• [WHAT IS REQUIRED] Repeat the listing that follows character for character, omitting images.

◇ ◇ ◇ ◇ ◇

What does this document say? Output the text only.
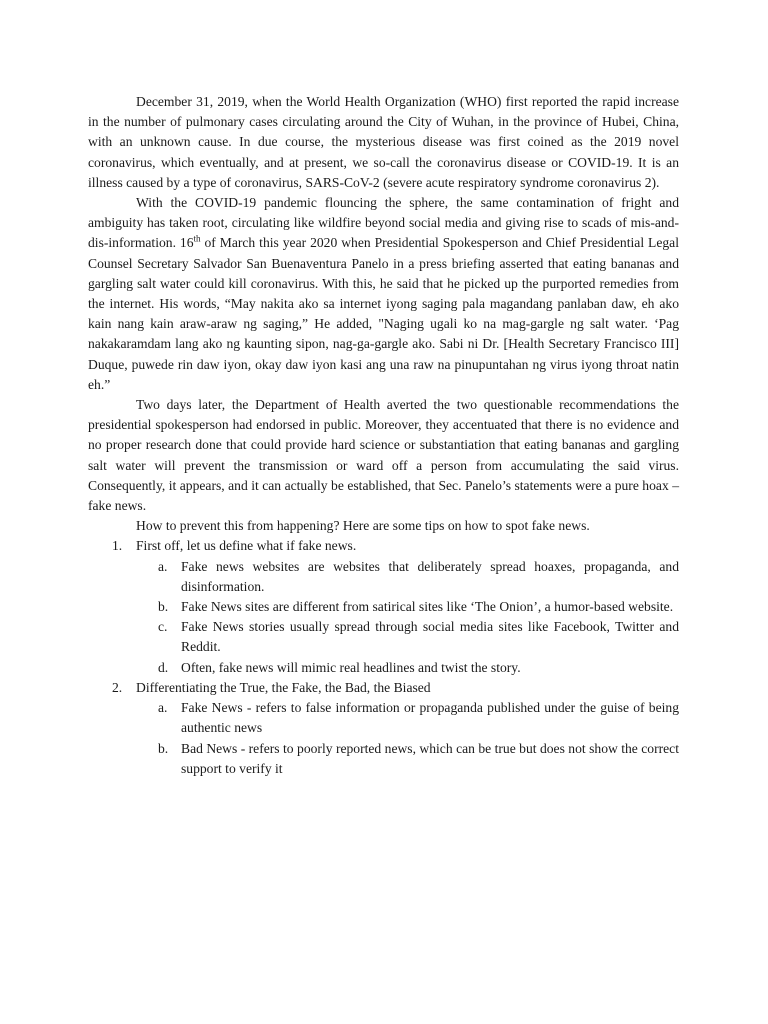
December 31, 2019, when the World Health Organization (WHO) first reported the rapid increase in the number of pulmonary cases circulating around the City of Wuhan, in the province of Hubei, China, with an unknown cause. In due course, the mysterious disease was first coined as the 2019 novel coronavirus, which eventually, and at present, we so-call the coronavirus disease or COVID-19. It is an illness caused by a type of coronavirus, SARS-CoV-2 (severe acute respiratory syndrome coronavirus 2).

With the COVID-19 pandemic flouncing the sphere, the same contamination of fright and ambiguity has taken root, circulating like wildfire beyond social media and giving rise to scads of mis-and-dis-information. 16th of March this year 2020 when Presidential Spokesperson and Chief Presidential Legal Counsel Secretary Salvador San Buenaventura Panelo in a press briefing asserted that eating bananas and gargling salt water could kill coronavirus. With this, he said that he picked up the purported remedies from the internet. His words, “May nakita ako sa internet iyong saging pala magandang panlaban daw, eh ako kain nang kain araw-araw ng saging,” He added, "Naging ugali ko na mag-gargle ng salt water. ‘Pag nakakaramdam lang ako ng kaunting sipon, nag-ga-gargle ako. Sabi ni Dr. [Health Secretary Francisco III] Duque, puwede rin daw iyon, okay daw iyon kasi ang una raw na pinupuntahan ng virus iyong throat natin eh.”

Two days later, the Department of Health averted the two questionable recommendations the presidential spokesperson had endorsed in public. Moreover, they accentuated that there is no evidence and no proper research done that could provide hard science or substantiation that eating bananas and gargling salt water will prevent the transmission or ward off a person from accumulating the said virus. Consequently, it appears, and it can actually be established, that Sec. Panelo’s statements were a pure hoax – fake news.

How to prevent this from happening? Here are some tips on how to spot fake news.

1. First off, let us define what if fake news.
a. Fake news websites are websites that deliberately spread hoaxes, propaganda, and disinformation.
b. Fake News sites are different from satirical sites like ‘The Onion’, a humor-based website.
c. Fake News stories usually spread through social media sites like Facebook, Twitter and Reddit.
d. Often, fake news will mimic real headlines and twist the story.
2. Differentiating the True, the Fake, the Bad, the Biased
a. Fake News - refers to false information or propaganda published under the guise of being authentic news
b. Bad News - refers to poorly reported news, which can be true but does not show the correct support to verify it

◇ ◇ ◇ ◇ ◇

• [WRITTEN RESPONSE]
What does this document say? Output the text only.
December 31, 2019, when the World Health Organization (WHO) first reported the rapid increase in the number of pulmonary cases circulating around the City of Wuhan, in the province of Hubei, China, with an unknown cause. In due course, the mysterious disease was first coined as the 2019 novel coronavirus, which eventually, and at present, we so-call the coronavirus disease or COVID-19. It is an illness caused by a type of coronavirus, SARS-CoV-2 (severe acute respiratory syndrome coronavirus 2).

With the COVID-19 pandemic flouncing the sphere, the same contamination of fright and ambiguity has taken root, circulating like wildfire beyond social media and giving rise to scads of mis-and-dis-information. 16th of March this year 2020 when Presidential Spokesperson and Chief Presidential Legal Counsel Secretary Salvador San Buenaventura Panelo in a press briefing asserted that eating bananas and gargling salt water could kill coronavirus. With this, he said that he picked up the purported remedies from the internet. His words, “May nakita ako sa internet iyong saging pala magandang panlaban daw, eh ako kain nang kain araw-araw ng saging,” He added, "Naging ugali ko na mag-gargle ng salt water. ‘Pag nakakaramdam lang ako ng kaunting sipon, nag-ga-gargle ako. Sabi ni Dr. [Health Secretary Francisco III] Duque, puwede rin daw iyon, okay daw iyon kasi ang una raw na pinupuntahan ng virus iyong throat natin eh.”

Two days later, the Department of Health averted the two questionable recommendations the presidential spokesperson had endorsed in public. Moreover, they accentuated that there is no evidence and no proper research done that could provide hard science or substantiation that eating bananas and gargling salt water will prevent the transmission or ward off a person from accumulating the said virus. Consequently, it appears, and it can actually be established, that Sec. Panelo’s statements were a pure hoax – fake news.

How to prevent this from happening? Here are some tips on how to spot fake news.

1. First off, let us define what if fake news.
a. Fake news websites are websites that deliberately spread hoaxes, propaganda, and disinformation.
b. Fake News sites are different from satirical sites like ‘The Onion’, a humor-based website.
c. Fake News stories usually spread through social media sites like Facebook, Twitter and Reddit.
d. Often, fake news will mimic real headlines and twist the story.
2. Differentiating the True, the Fake, the Bad, the Biased
a. Fake News - refers to false information or propaganda published under the guise of being authentic news
b. Bad News - refers to poorly reported news, which can be true but does not show the correct support to verify it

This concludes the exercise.